- [Stored records]
# # #

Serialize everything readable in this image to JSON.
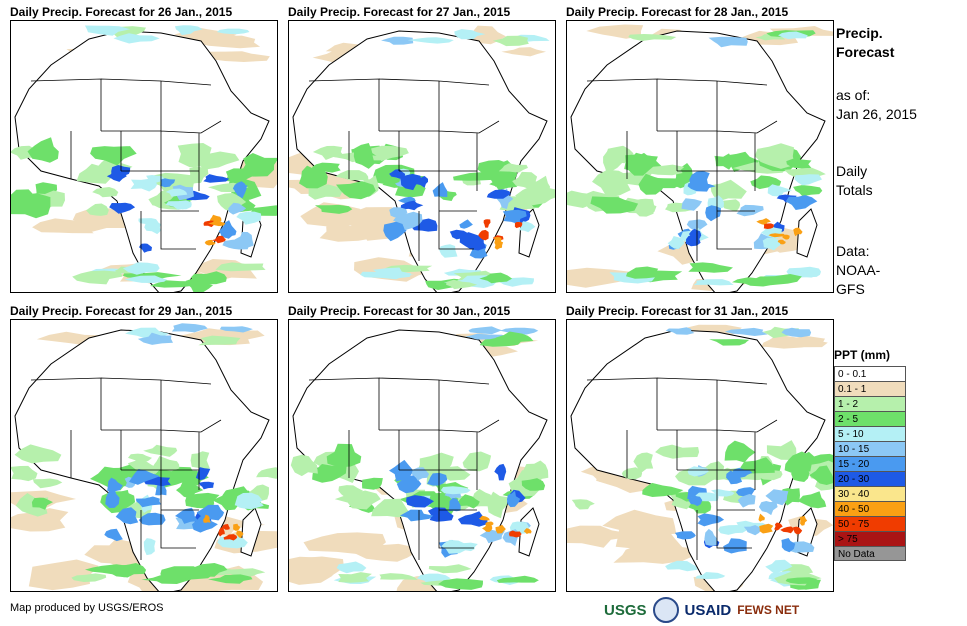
{
  "panels": [
    {
      "title": "Daily Precip. Forecast for 26 Jan., 2015"
    },
    {
      "title": "Daily Precip. Forecast for 27 Jan., 2015"
    },
    {
      "title": "Daily Precip. Forecast for 28 Jan., 2015"
    },
    {
      "title": "Daily Precip. Forecast for 29 Jan., 2015"
    },
    {
      "title": "Daily Precip. Forecast for 30 Jan., 2015"
    },
    {
      "title": "Daily Precip. Forecast for 31 Jan., 2015"
    }
  ],
  "side": {
    "title_line1": "Precip.",
    "title_line2": "Forecast",
    "asof_line1": "as of:",
    "asof_line2": "Jan 26, 2015",
    "totals_line1": "Daily",
    "totals_line2": "Totals",
    "data_line1": "Data:",
    "data_line2": "NOAA-",
    "data_line3": "GFS"
  },
  "legend": {
    "title": "PPT (mm)",
    "items": [
      {
        "label": "0 - 0.1",
        "color": "#ffffff"
      },
      {
        "label": "0.1 - 1",
        "color": "#f0dcbc"
      },
      {
        "label": "1 - 2",
        "color": "#b6f0ac"
      },
      {
        "label": "2 - 5",
        "color": "#6ee06a"
      },
      {
        "label": "5 - 10",
        "color": "#b4f0f5"
      },
      {
        "label": "10 - 15",
        "color": "#8cc8f5"
      },
      {
        "label": "15 - 20",
        "color": "#4a9af0"
      },
      {
        "label": "20 - 30",
        "color": "#1e5ae6"
      },
      {
        "label": "30 - 40",
        "color": "#fae68c"
      },
      {
        "label": "40 - 50",
        "color": "#faa014"
      },
      {
        "label": "50 - 75",
        "color": "#f03c00"
      },
      {
        "label": "> 75",
        "color": "#aa1414"
      },
      {
        "label": "No Data",
        "color": "#969696"
      }
    ]
  },
  "footer": {
    "credit": "Map produced by USGS/EROS"
  },
  "logos": {
    "usgs": "USGS",
    "usaid": "USAID",
    "fewsnet": "FEWS NET"
  }
}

# # #

- [What is required] Reproduce each line word for word and drop the pictures.

- [Solution]
Serialize everything readable in this image to JSON.
{
  "panels": [
    {
      "title": "Daily Precip. Forecast for 26 Jan., 2015"
    },
    {
      "title": "Daily Precip. Forecast for 27 Jan., 2015"
    },
    {
      "title": "Daily Precip. Forecast for 28 Jan., 2015"
    },
    {
      "title": "Daily Precip. Forecast for 29 Jan., 2015"
    },
    {
      "title": "Daily Precip. Forecast for 30 Jan., 2015"
    },
    {
      "title": "Daily Precip. Forecast for 31 Jan., 2015"
    }
  ],
  "side": {
    "title_line1": "Precip.",
    "title_line2": "Forecast",
    "asof_line1": "as of:",
    "asof_line2": "Jan 26, 2015",
    "totals_line1": "Daily",
    "totals_line2": "Totals",
    "data_line1": "Data:",
    "data_line2": "NOAA-",
    "data_line3": "GFS"
  },
  "legend": {
    "title": "PPT (mm)",
    "items": [
      {
        "label": "0 - 0.1",
        "color": "#ffffff"
      },
      {
        "label": "0.1 - 1",
        "color": "#f0dcbc"
      },
      {
        "label": "1 - 2",
        "color": "#b6f0ac"
      },
      {
        "label": "2 - 5",
        "color": "#6ee06a"
      },
      {
        "label": "5 - 10",
        "color": "#b4f0f5"
      },
      {
        "label": "10 - 15",
        "color": "#8cc8f5"
      },
      {
        "label": "15 - 20",
        "color": "#4a9af0"
      },
      {
        "label": "20 - 30",
        "color": "#1e5ae6"
      },
      {
        "label": "30 - 40",
        "color": "#fae68c"
      },
      {
        "label": "40 - 50",
        "color": "#faa014"
      },
      {
        "label": "50 - 75",
        "color": "#f03c00"
      },
      {
        "label": "> 75",
        "color": "#aa1414"
      },
      {
        "label": "No Data",
        "color": "#969696"
      }
    ]
  },
  "footer": {
    "credit": "Map produced by USGS/EROS"
  },
  "logos": {
    "usgs": "USGS",
    "usaid": "USAID",
    "fewsnet": "FEWS NET"
  }
}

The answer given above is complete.